_What the task requires_. Pictures aside, write every record out again word for word.

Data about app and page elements
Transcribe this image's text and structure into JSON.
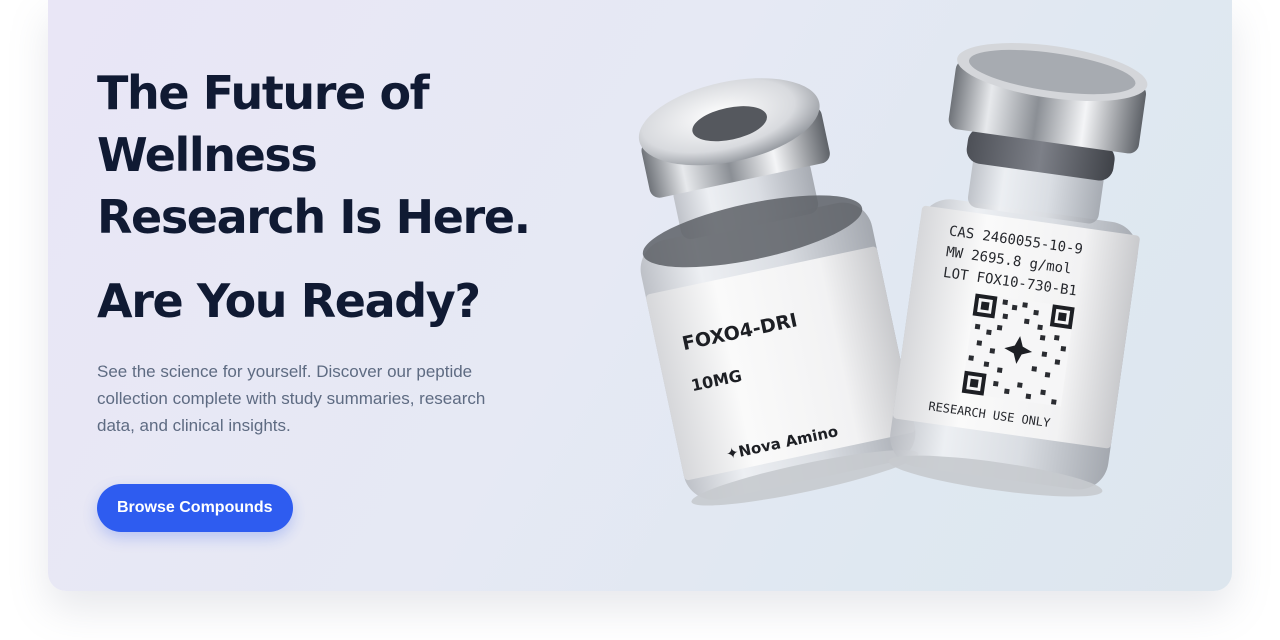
{
  "hero": {
    "headline_lines": [
      "The Future of",
      "Wellness",
      "Research Is Here."
    ],
    "subheadline": "Are You Ready?",
    "description": "See the science for yourself. Discover our peptide collection complete with study summaries, research data, and clinical insights.",
    "cta_label": "Browse Compounds"
  },
  "vial_left": {
    "product_name": "FOXO4-DRI",
    "dose": "10MG",
    "brand": "✦Nova Amino"
  },
  "vial_right": {
    "cas": "CAS 2460055-10-9",
    "mw": "MW 2695.8 g/mol",
    "lot": "LOT FOX10-730-B1",
    "notice": "RESEARCH USE ONLY"
  },
  "colors": {
    "accent": "#2e5cf0",
    "heading": "#101a33",
    "body_text": "#5e6b82",
    "background_start": "#e9e6f6",
    "background_end": "#dde6ee"
  }
}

_Result_.
Transcribe this image's text and structure into JSON.
{
  "hero": {
    "headline_lines": [
      "The Future of",
      "Wellness",
      "Research Is Here."
    ],
    "subheadline": "Are You Ready?",
    "description": "See the science for yourself. Discover our peptide collection complete with study summaries, research data, and clinical insights.",
    "cta_label": "Browse Compounds"
  },
  "vial_left": {
    "product_name": "FOXO4-DRI",
    "dose": "10MG",
    "brand": "✦Nova Amino"
  },
  "vial_right": {
    "cas": "CAS 2460055-10-9",
    "mw": "MW 2695.8 g/mol",
    "lot": "LOT FOX10-730-B1",
    "notice": "RESEARCH USE ONLY"
  },
  "colors": {
    "accent": "#2e5cf0",
    "heading": "#101a33",
    "body_text": "#5e6b82",
    "background_start": "#e9e6f6",
    "background_end": "#dde6ee"
  }
}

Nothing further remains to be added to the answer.